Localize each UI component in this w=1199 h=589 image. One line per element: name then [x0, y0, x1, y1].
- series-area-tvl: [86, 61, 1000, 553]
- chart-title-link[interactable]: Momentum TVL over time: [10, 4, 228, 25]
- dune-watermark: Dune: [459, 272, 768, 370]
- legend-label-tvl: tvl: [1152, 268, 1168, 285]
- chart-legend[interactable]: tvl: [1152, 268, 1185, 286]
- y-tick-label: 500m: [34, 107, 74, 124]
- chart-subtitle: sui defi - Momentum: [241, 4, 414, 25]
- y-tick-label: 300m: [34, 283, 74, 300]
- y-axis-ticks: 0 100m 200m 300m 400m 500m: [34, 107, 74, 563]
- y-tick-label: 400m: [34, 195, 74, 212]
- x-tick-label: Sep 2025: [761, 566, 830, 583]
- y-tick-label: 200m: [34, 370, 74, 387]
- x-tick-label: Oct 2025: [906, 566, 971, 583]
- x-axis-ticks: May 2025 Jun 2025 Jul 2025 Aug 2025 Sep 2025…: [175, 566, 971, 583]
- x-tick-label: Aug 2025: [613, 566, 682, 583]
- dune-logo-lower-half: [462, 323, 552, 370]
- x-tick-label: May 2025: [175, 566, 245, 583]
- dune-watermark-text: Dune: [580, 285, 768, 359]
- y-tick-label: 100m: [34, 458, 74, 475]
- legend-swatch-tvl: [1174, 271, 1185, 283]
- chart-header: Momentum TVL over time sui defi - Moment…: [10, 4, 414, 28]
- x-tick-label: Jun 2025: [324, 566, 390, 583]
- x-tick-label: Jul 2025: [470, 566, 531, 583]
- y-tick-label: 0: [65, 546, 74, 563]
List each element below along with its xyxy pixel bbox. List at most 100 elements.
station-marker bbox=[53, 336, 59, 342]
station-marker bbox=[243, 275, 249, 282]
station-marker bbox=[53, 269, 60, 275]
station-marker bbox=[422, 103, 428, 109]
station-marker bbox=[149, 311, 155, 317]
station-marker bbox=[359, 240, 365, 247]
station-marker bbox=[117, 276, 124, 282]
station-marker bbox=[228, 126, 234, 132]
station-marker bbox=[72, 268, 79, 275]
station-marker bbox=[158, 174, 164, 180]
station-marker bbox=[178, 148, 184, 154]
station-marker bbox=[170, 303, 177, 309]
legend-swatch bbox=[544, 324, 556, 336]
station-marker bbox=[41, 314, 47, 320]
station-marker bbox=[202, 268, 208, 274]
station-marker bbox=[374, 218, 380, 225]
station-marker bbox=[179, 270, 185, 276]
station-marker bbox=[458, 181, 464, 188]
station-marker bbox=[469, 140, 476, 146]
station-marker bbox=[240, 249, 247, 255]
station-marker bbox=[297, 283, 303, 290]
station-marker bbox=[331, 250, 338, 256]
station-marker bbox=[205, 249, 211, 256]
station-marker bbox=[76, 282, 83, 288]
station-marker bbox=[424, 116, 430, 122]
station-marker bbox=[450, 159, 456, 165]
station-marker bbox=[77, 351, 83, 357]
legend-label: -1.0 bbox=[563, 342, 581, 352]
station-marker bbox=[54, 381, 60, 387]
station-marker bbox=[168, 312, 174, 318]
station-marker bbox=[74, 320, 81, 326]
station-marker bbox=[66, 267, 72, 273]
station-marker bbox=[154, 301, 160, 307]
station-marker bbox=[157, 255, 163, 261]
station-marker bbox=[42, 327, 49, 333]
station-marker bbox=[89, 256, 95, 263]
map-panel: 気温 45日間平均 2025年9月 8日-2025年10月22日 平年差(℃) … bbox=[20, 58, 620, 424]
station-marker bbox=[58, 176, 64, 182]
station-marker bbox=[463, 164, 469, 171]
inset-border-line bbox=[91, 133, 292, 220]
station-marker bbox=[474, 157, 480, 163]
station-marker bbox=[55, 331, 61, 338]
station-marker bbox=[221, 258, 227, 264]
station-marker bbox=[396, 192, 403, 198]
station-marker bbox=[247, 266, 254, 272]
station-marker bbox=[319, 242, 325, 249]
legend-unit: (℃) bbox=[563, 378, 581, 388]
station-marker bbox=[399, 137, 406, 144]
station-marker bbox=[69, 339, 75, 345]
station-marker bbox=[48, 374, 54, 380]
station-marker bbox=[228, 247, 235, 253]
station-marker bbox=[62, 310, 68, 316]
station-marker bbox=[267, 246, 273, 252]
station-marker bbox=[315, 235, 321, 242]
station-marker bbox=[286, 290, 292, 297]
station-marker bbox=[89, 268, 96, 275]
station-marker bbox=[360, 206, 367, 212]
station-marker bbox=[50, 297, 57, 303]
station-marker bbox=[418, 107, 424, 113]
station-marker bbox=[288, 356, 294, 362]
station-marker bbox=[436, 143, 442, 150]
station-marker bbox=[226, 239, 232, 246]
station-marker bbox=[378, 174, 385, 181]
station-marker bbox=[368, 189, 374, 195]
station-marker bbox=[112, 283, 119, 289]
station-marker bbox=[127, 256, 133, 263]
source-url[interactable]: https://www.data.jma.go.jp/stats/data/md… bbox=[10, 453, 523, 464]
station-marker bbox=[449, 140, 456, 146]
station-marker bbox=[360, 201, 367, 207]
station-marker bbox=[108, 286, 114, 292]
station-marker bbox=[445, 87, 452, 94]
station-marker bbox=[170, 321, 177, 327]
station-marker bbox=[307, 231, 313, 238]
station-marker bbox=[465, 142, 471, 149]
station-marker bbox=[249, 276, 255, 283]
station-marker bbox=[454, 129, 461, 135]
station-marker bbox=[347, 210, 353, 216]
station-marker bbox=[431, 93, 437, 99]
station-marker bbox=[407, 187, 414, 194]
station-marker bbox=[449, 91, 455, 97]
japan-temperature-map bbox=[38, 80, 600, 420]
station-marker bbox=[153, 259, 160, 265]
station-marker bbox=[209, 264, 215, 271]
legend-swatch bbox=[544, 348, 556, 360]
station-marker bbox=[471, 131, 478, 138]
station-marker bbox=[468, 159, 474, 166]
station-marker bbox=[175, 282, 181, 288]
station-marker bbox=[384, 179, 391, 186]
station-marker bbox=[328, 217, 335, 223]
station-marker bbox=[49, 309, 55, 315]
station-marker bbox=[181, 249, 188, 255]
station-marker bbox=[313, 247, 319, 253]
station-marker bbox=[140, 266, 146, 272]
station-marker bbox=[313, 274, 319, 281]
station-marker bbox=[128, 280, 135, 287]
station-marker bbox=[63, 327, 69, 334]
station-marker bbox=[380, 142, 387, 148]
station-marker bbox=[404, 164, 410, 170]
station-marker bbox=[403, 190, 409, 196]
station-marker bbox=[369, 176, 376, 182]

-------------------------

Reproduce every one of the entries above, character for character.

Localize each UI component in this w=1199 h=589 image. One line per element: name then [x0, y0, x1, y1].
- series-area-tvl: [86, 61, 1000, 553]
- chart-title-link[interactable]: Momentum TVL over time: [10, 4, 228, 25]
- dune-watermark: Dune: [459, 272, 768, 370]
- legend-label-tvl: tvl: [1152, 268, 1168, 285]
- chart-legend[interactable]: tvl: [1152, 268, 1185, 286]
- y-tick-label: 500m: [34, 107, 74, 124]
- chart-subtitle: sui defi - Momentum: [241, 4, 414, 25]
- y-tick-label: 300m: [34, 283, 74, 300]
- y-axis-ticks: 0 100m 200m 300m 400m 500m: [34, 107, 74, 563]
- y-tick-label: 400m: [34, 195, 74, 212]
- x-tick-label: Sep 2025: [761, 566, 830, 583]
- y-tick-label: 200m: [34, 370, 74, 387]
- x-tick-label: Oct 2025: [906, 566, 971, 583]
- x-axis-ticks: May 2025 Jun 2025 Jul 2025 Aug 2025 Sep 2025…: [175, 566, 971, 583]
- x-tick-label: Aug 2025: [613, 566, 682, 583]
- dune-logo-lower-half: [462, 323, 552, 370]
- x-tick-label: May 2025: [175, 566, 245, 583]
- dune-watermark-text: Dune: [580, 285, 768, 359]
- y-tick-label: 100m: [34, 458, 74, 475]
- legend-swatch-tvl: [1174, 271, 1185, 283]
- chart-header: Momentum TVL over time sui defi - Moment…: [10, 4, 414, 28]
- x-tick-label: Jun 2025: [324, 566, 390, 583]
- x-tick-label: Jul 2025: [470, 566, 531, 583]
- y-tick-label: 0: [65, 546, 74, 563]
List each element below along with its xyxy pixel bbox. List at most 100 elements.
station-marker bbox=[53, 336, 59, 342]
station-marker bbox=[243, 275, 249, 282]
station-marker bbox=[53, 269, 60, 275]
station-marker bbox=[422, 103, 428, 109]
station-marker bbox=[149, 311, 155, 317]
station-marker bbox=[359, 240, 365, 247]
station-marker bbox=[117, 276, 124, 282]
station-marker bbox=[228, 126, 234, 132]
station-marker bbox=[72, 268, 79, 275]
station-marker bbox=[158, 174, 164, 180]
station-marker bbox=[178, 148, 184, 154]
station-marker bbox=[170, 303, 177, 309]
legend-swatch bbox=[544, 324, 556, 336]
station-marker bbox=[41, 314, 47, 320]
station-marker bbox=[202, 268, 208, 274]
station-marker bbox=[374, 218, 380, 225]
station-marker bbox=[179, 270, 185, 276]
station-marker bbox=[458, 181, 464, 188]
station-marker bbox=[469, 140, 476, 146]
station-marker bbox=[240, 249, 247, 255]
station-marker bbox=[297, 283, 303, 290]
station-marker bbox=[331, 250, 338, 256]
station-marker bbox=[205, 249, 211, 256]
station-marker bbox=[76, 282, 83, 288]
station-marker bbox=[424, 116, 430, 122]
station-marker bbox=[450, 159, 456, 165]
station-marker bbox=[77, 351, 83, 357]
legend-label: -1.0 bbox=[563, 342, 581, 352]
station-marker bbox=[54, 381, 60, 387]
station-marker bbox=[168, 312, 174, 318]
station-marker bbox=[74, 320, 81, 326]
station-marker bbox=[66, 267, 72, 273]
station-marker bbox=[154, 301, 160, 307]
station-marker bbox=[157, 255, 163, 261]
station-marker bbox=[42, 327, 49, 333]
station-marker bbox=[89, 256, 95, 263]
map-panel: 気温 45日間平均 2025年9月 8日-2025年10月22日 平年差(℃) … bbox=[20, 58, 620, 424]
station-marker bbox=[58, 176, 64, 182]
station-marker bbox=[463, 164, 469, 171]
inset-border-line bbox=[91, 133, 292, 220]
station-marker bbox=[474, 157, 480, 163]
station-marker bbox=[55, 331, 61, 338]
station-marker bbox=[221, 258, 227, 264]
station-marker bbox=[396, 192, 403, 198]
station-marker bbox=[247, 266, 254, 272]
station-marker bbox=[319, 242, 325, 249]
legend-unit: (℃) bbox=[563, 378, 581, 388]
station-marker bbox=[399, 137, 406, 144]
station-marker bbox=[69, 339, 75, 345]
station-marker bbox=[48, 374, 54, 380]
station-marker bbox=[228, 247, 235, 253]
station-marker bbox=[62, 310, 68, 316]
station-marker bbox=[267, 246, 273, 252]
station-marker bbox=[315, 235, 321, 242]
station-marker bbox=[286, 290, 292, 297]
station-marker bbox=[89, 268, 96, 275]
station-marker bbox=[360, 206, 367, 212]
station-marker bbox=[50, 297, 57, 303]
station-marker bbox=[418, 107, 424, 113]
station-marker bbox=[288, 356, 294, 362]
station-marker bbox=[436, 143, 442, 150]
station-marker bbox=[226, 239, 232, 246]
station-marker bbox=[378, 174, 385, 181]
station-marker bbox=[368, 189, 374, 195]
station-marker bbox=[112, 283, 119, 289]
station-marker bbox=[127, 256, 133, 263]
source-url[interactable]: https://www.data.jma.go.jp/stats/data/md… bbox=[10, 453, 523, 464]
station-marker bbox=[449, 140, 456, 146]
station-marker bbox=[360, 201, 367, 207]
station-marker bbox=[108, 286, 114, 292]
station-marker bbox=[445, 87, 452, 94]
station-marker bbox=[170, 321, 177, 327]
station-marker bbox=[307, 231, 313, 238]
station-marker bbox=[465, 142, 471, 149]
station-marker bbox=[249, 276, 255, 283]
station-marker bbox=[454, 129, 461, 135]
station-marker bbox=[347, 210, 353, 216]
station-marker bbox=[431, 93, 437, 99]
station-marker bbox=[407, 187, 414, 194]
station-marker bbox=[449, 91, 455, 97]
japan-temperature-map bbox=[38, 80, 600, 420]
station-marker bbox=[153, 259, 160, 265]
station-marker bbox=[209, 264, 215, 271]
legend-swatch bbox=[544, 348, 556, 360]
station-marker bbox=[471, 131, 478, 138]
station-marker bbox=[468, 159, 474, 166]
station-marker bbox=[175, 282, 181, 288]
station-marker bbox=[384, 179, 391, 186]
station-marker bbox=[328, 217, 335, 223]
station-marker bbox=[49, 309, 55, 315]
station-marker bbox=[181, 249, 188, 255]
station-marker bbox=[313, 247, 319, 253]
station-marker bbox=[140, 266, 146, 272]
station-marker bbox=[313, 274, 319, 281]
station-marker bbox=[128, 280, 135, 287]
station-marker bbox=[63, 327, 69, 334]
station-marker bbox=[380, 142, 387, 148]
station-marker bbox=[404, 164, 410, 170]
station-marker bbox=[403, 190, 409, 196]
station-marker bbox=[369, 176, 376, 182]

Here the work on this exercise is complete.